* DIRECTIONS *
Show all lines from the listing below that contain "structured".

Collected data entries
=======
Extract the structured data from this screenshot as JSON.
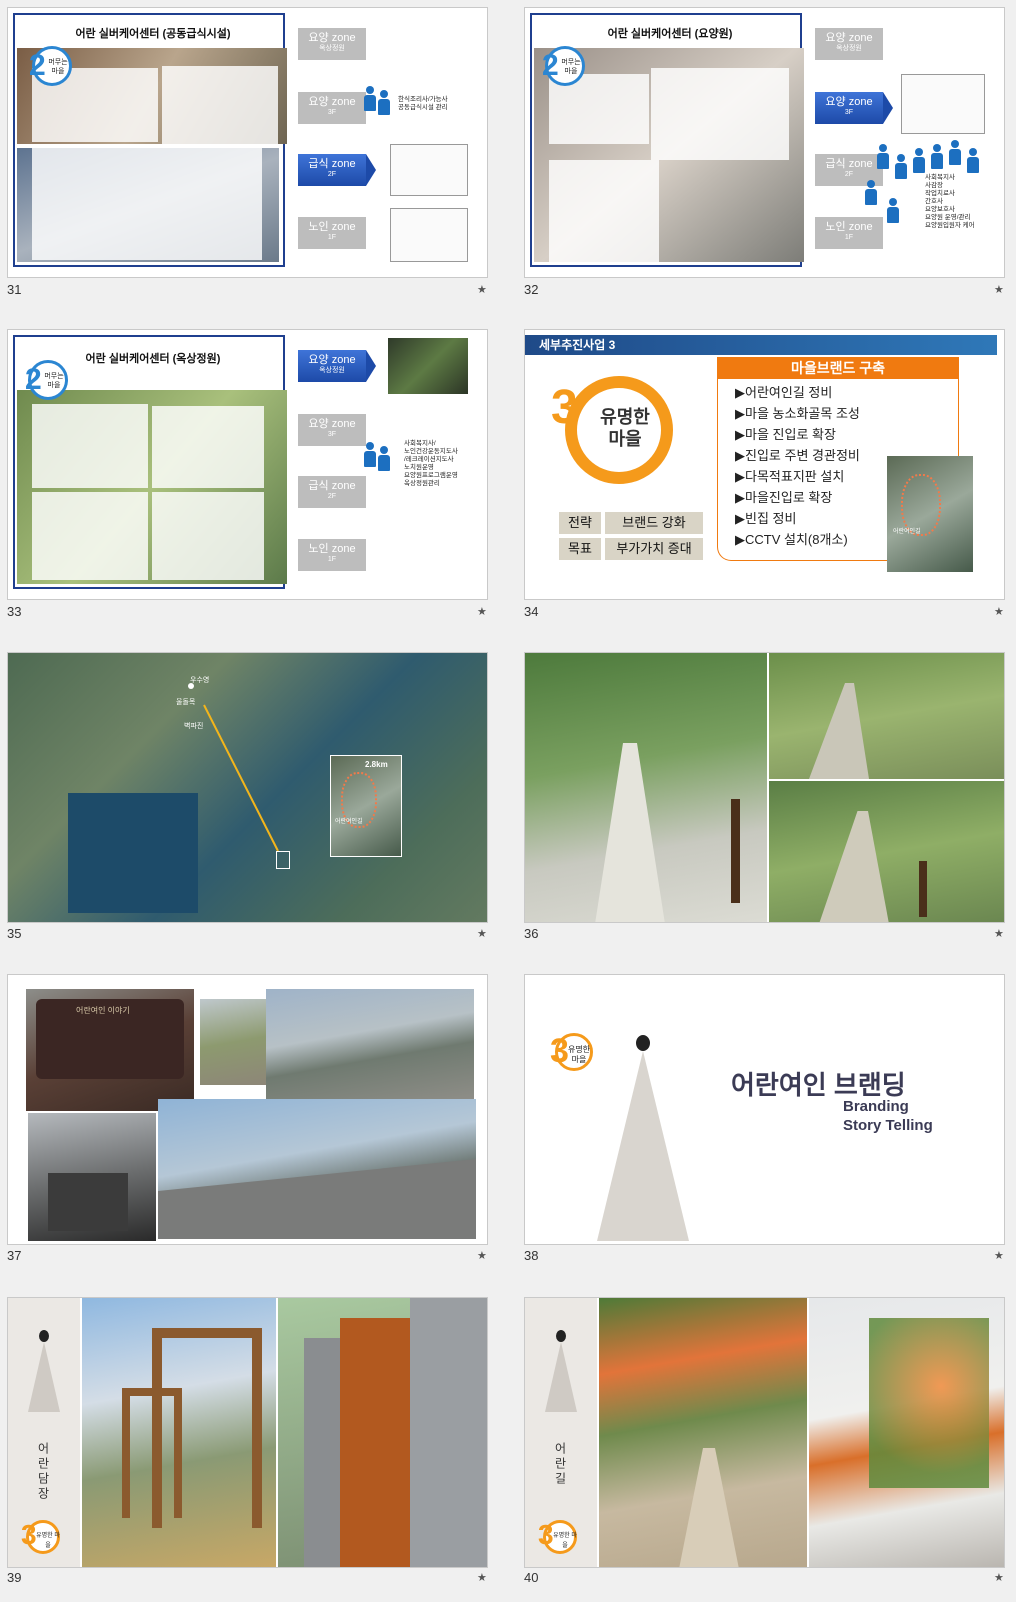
{
  "slides": [
    {
      "number": "31",
      "title": "어란 실버케어센터 (공동급식시설)",
      "badge_number": "2",
      "badge_text": "머무는 마을",
      "zones": [
        {
          "label": "요양 zone",
          "sub": "옥상정원"
        },
        {
          "label": "요양 zone",
          "sub": "3F"
        },
        {
          "label": "급식 zone",
          "sub": "2F",
          "active": true
        },
        {
          "label": "노인 zone",
          "sub": "1F"
        }
      ],
      "notes": [
        "한식조리사/가능사",
        "공동급식시설 관리"
      ]
    },
    {
      "number": "32",
      "title": "어란 실버케어센터 (요양원)",
      "badge_number": "2",
      "badge_text": "머무는 마을",
      "zones": [
        {
          "label": "요양 zone",
          "sub": "옥상정원"
        },
        {
          "label": "요양 zone",
          "sub": "3F",
          "active": true
        },
        {
          "label": "급식 zone",
          "sub": "2F"
        },
        {
          "label": "노인 zone",
          "sub": "1F"
        }
      ],
      "notes": [
        "사회복지사",
        "사감장",
        "작업치료사",
        "간호사",
        "요양보호사",
        "요양원 운영/관리",
        "요양원입원자 케어"
      ]
    },
    {
      "number": "33",
      "title": "어란 실버케어센터 (옥상정원)",
      "badge_number": "2",
      "badge_text": "머무는 마을",
      "zones": [
        {
          "label": "요양 zone",
          "sub": "옥상정원",
          "active": true
        },
        {
          "label": "요양 zone",
          "sub": "3F"
        },
        {
          "label": "급식 zone",
          "sub": "2F"
        },
        {
          "label": "노인 zone",
          "sub": "1F"
        }
      ],
      "notes": [
        "사회복지사/",
        "노인건강운동지도사",
        "/레크레이션지도사",
        "노치원운영",
        "요양원프로그램운영",
        "옥상정원관리"
      ]
    },
    {
      "number": "34",
      "header": "세부추진사업 3",
      "ring_number": "3",
      "ring_text1": "유명한",
      "ring_text2": "마을",
      "brand_title": "마을브랜드 구축",
      "items": [
        "▶어란여인길 정비",
        "▶마을 농소화골목 조성",
        "▶마을 진입로 확장",
        "▶진입로 주변 경관정비",
        "▶다목적표지판 설치",
        "▶마을진입로 확장",
        "▶빈집 정비",
        "▶CCTV 설치(8개소)"
      ],
      "tags": [
        [
          "전략",
          "브랜드 강화"
        ],
        [
          "목표",
          "부가가치 증대"
        ]
      ],
      "map_label": "어란여인길"
    },
    {
      "number": "35",
      "places": [
        "우수영",
        "울돌목",
        "벽파진",
        "어란여인길"
      ],
      "distance": "2.8km"
    },
    {
      "number": "36"
    },
    {
      "number": "37",
      "sign_title": "어란여인 이야기"
    },
    {
      "number": "38",
      "badge_number": "3",
      "badge_text": "유명한 마을",
      "title": "어란여인 브랜딩",
      "sub1": "Branding",
      "sub2": "Story Telling"
    },
    {
      "number": "39",
      "vertical": "어란담장",
      "badge_number": "3",
      "badge_text": "유명한 마을"
    },
    {
      "number": "40",
      "vertical": "어란길",
      "badge_number": "3",
      "badge_text": "유명한 마을"
    }
  ],
  "star": "★"
}
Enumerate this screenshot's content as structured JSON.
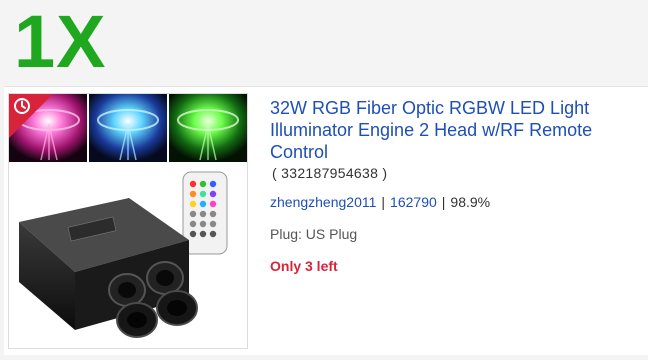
{
  "quantity_badge": "1X",
  "listing": {
    "title": "32W RGB Fiber Optic RGBW LED Light Illuminator Engine 2 Head w/RF Remote Control",
    "item_id": "( 332187954638 )",
    "seller_name": "zhengzheng2011",
    "feedback_score": "162790",
    "feedback_percent": "98.9%",
    "separator": "|",
    "plug": "Plug: US Plug",
    "stock_status": "Only 3 left",
    "thumbnail_icon": "clock-icon"
  },
  "colors": {
    "quantity": "#1fa81f",
    "link": "#1e4fb8",
    "stock": "#d8243a"
  }
}
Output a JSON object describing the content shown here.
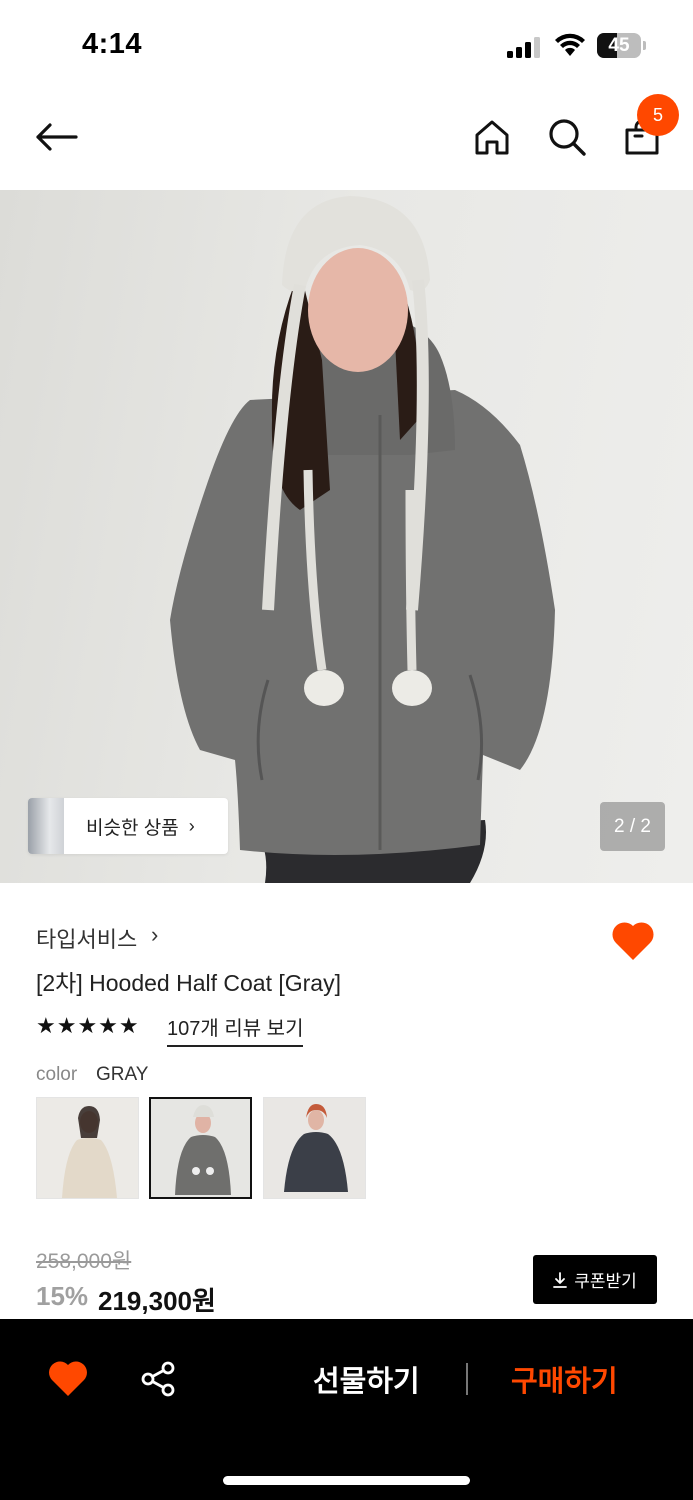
=======
* ANSWER TO THIS TASK *
Extract the structured data from this screenshot as JSON.
Enumerate this screenshot's content as structured JSON.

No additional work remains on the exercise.